Exercise description >> Copy every line of this listing word for word, without any changes.

Dataset records:
>>>

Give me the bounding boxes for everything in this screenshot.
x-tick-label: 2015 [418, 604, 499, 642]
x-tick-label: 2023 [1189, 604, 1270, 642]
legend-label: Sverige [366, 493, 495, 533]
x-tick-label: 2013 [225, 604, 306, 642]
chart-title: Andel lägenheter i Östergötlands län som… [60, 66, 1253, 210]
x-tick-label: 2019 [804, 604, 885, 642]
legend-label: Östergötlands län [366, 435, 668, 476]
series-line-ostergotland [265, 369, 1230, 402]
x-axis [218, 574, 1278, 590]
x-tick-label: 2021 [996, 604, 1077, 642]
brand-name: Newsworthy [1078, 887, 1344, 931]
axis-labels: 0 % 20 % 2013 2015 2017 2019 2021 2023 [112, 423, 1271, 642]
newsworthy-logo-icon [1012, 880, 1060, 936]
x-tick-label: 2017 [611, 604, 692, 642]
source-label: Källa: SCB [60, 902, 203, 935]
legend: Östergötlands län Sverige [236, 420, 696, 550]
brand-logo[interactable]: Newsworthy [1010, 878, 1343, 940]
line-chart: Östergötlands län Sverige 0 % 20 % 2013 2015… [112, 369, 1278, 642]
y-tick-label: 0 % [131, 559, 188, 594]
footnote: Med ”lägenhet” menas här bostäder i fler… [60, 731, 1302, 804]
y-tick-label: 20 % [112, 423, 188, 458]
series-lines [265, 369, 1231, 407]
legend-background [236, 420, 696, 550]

<<<

Exercise output >>
Give me the bounding boxes for everything in this screenshot.
x-tick-label: 2015 [418, 604, 499, 642]
x-tick-label: 2023 [1189, 604, 1270, 642]
legend-label: Sverige [366, 493, 495, 533]
x-tick-label: 2013 [225, 604, 306, 642]
chart-title: Andel lägenheter i Östergötlands län som… [60, 66, 1253, 210]
x-tick-label: 2019 [804, 604, 885, 642]
legend-label: Östergötlands län [366, 435, 668, 476]
series-line-ostergotland [265, 369, 1230, 402]
x-axis [218, 574, 1278, 590]
x-tick-label: 2021 [996, 604, 1077, 642]
brand-name: Newsworthy [1078, 887, 1344, 931]
axis-labels: 0 % 20 % 2013 2015 2017 2019 2021 2023 [112, 423, 1271, 642]
newsworthy-logo-icon [1012, 880, 1060, 936]
x-tick-label: 2017 [611, 604, 692, 642]
source-label: Källa: SCB [60, 902, 203, 935]
legend: Östergötlands län Sverige [236, 420, 696, 550]
brand-logo[interactable]: Newsworthy [1010, 878, 1343, 940]
line-chart: Östergötlands län Sverige 0 % 20 % 2013 2015… [112, 369, 1278, 642]
y-tick-label: 0 % [131, 559, 188, 594]
footnote: Med ”lägenhet” menas här bostäder i fler… [60, 731, 1302, 804]
y-tick-label: 20 % [112, 423, 188, 458]
series-lines [265, 369, 1231, 407]
legend-background [236, 420, 696, 550]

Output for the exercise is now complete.